DESCRIPTION OF THE TASK
Revise the listing from its start through the line with "button[interactable]: Back bbox=[5, 19, 27, 41]" by replacing "Manage networks" with "Saved networks", and reproduce those lines with all else unchanged.

[Element location listings]
»»
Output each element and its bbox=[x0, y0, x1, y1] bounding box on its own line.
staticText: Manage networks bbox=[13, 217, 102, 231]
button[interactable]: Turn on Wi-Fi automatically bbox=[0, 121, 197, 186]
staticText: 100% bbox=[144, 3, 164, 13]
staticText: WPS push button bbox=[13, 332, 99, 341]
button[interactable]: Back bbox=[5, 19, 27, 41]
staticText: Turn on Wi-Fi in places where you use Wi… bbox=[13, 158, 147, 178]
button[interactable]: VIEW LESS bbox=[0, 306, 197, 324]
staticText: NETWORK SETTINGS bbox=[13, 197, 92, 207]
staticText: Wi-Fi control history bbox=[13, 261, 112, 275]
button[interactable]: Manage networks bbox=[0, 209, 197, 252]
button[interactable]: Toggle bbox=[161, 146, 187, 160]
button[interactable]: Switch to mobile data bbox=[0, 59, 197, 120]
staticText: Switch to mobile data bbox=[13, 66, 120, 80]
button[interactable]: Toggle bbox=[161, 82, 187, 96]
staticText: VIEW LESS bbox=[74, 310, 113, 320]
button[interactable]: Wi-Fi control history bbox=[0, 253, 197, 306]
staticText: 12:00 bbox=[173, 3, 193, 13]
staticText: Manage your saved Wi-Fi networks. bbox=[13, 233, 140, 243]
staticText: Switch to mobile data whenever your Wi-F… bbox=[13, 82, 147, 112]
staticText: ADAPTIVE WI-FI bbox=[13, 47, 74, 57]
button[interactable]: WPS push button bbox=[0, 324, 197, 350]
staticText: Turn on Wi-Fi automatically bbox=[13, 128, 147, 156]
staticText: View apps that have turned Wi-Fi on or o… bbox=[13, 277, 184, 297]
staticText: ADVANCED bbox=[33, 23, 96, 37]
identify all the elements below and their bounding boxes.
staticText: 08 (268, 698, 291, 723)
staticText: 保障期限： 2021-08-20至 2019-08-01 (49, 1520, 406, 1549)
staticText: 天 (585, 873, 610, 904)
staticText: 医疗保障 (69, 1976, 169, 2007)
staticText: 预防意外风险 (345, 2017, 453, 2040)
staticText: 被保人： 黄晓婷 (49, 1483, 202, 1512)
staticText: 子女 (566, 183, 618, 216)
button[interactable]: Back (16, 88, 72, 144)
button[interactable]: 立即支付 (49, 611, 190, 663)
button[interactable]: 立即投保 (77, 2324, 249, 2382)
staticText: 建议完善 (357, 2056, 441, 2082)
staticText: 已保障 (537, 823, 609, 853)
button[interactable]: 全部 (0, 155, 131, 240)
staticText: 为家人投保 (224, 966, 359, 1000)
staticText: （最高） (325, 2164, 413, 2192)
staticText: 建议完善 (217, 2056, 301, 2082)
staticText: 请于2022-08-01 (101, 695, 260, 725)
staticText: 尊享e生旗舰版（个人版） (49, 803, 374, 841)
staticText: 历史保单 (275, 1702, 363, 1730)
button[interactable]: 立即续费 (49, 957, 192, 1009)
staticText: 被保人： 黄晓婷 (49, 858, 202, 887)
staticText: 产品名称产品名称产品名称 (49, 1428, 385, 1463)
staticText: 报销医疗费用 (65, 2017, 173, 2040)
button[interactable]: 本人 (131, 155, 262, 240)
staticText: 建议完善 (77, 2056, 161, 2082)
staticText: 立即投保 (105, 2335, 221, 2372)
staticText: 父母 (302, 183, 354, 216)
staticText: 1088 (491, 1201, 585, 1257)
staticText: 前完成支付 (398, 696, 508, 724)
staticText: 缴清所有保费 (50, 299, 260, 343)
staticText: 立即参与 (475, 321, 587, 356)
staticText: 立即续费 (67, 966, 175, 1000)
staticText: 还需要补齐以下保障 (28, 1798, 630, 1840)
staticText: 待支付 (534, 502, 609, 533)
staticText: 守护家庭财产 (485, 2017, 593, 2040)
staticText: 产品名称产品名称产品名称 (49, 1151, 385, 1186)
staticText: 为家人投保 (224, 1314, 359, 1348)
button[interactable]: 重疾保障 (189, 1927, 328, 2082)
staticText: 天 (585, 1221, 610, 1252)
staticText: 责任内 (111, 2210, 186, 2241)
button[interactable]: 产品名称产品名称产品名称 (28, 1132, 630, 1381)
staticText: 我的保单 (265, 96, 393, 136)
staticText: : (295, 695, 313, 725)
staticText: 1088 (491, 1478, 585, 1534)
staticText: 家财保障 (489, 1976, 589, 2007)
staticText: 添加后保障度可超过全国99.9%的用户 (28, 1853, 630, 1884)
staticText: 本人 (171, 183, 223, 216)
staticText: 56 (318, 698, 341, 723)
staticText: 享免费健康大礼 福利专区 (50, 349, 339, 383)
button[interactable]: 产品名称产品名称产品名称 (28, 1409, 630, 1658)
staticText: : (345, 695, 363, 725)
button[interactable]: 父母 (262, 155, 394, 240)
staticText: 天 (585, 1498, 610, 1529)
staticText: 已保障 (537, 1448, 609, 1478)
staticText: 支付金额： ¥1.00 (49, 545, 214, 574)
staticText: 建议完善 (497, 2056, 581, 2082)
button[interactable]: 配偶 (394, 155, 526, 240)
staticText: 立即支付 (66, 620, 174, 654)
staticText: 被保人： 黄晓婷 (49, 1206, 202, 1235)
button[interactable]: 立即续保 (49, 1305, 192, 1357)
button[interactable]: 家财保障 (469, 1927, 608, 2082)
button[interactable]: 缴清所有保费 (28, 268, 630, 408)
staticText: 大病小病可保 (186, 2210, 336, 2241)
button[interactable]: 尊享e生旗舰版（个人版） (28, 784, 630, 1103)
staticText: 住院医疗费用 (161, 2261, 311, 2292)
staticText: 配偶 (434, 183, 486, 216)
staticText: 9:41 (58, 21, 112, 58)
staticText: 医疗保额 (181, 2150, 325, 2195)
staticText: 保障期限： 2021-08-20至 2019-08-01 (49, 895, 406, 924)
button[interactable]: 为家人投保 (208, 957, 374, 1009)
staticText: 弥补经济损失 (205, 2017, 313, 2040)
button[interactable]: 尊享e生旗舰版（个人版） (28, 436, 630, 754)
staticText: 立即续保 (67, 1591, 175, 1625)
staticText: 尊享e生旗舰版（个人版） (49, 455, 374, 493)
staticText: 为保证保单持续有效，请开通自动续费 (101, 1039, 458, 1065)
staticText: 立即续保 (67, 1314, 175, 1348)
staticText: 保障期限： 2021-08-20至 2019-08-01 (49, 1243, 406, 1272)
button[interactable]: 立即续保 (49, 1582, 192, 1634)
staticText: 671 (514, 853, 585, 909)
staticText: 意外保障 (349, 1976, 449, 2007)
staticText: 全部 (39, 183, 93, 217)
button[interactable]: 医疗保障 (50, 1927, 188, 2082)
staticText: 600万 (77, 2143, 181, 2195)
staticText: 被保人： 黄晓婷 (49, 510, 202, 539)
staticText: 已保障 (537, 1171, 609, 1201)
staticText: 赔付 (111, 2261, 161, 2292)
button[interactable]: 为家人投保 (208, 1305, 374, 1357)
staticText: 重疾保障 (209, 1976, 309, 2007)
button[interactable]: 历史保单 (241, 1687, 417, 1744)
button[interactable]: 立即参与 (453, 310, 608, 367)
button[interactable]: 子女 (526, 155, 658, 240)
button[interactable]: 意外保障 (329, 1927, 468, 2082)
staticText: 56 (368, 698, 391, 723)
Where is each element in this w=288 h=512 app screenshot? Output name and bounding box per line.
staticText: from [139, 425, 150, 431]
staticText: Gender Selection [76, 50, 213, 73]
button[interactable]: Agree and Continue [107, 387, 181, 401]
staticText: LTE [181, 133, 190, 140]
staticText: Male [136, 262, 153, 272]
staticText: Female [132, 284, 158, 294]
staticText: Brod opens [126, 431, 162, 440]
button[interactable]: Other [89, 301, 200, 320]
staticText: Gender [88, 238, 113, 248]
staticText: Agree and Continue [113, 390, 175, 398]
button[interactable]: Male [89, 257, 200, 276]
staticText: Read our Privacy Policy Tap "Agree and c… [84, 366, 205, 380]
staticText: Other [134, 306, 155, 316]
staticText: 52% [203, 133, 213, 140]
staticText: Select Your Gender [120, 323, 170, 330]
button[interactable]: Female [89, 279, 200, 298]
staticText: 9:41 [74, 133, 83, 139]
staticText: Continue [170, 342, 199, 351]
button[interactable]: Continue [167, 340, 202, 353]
««
SOLUTION TO THIS PROBLEM
Output each element and its bbox=[x0, y0, x1, y1] bounding box on its own line.
staticText: Saved networks bbox=[13, 217, 102, 231]
button[interactable]: Turn on Wi-Fi automatically bbox=[0, 121, 197, 186]
staticText: 100% bbox=[144, 3, 164, 13]
staticText: WPS push button bbox=[13, 332, 99, 341]
button[interactable]: Back bbox=[5, 19, 27, 41]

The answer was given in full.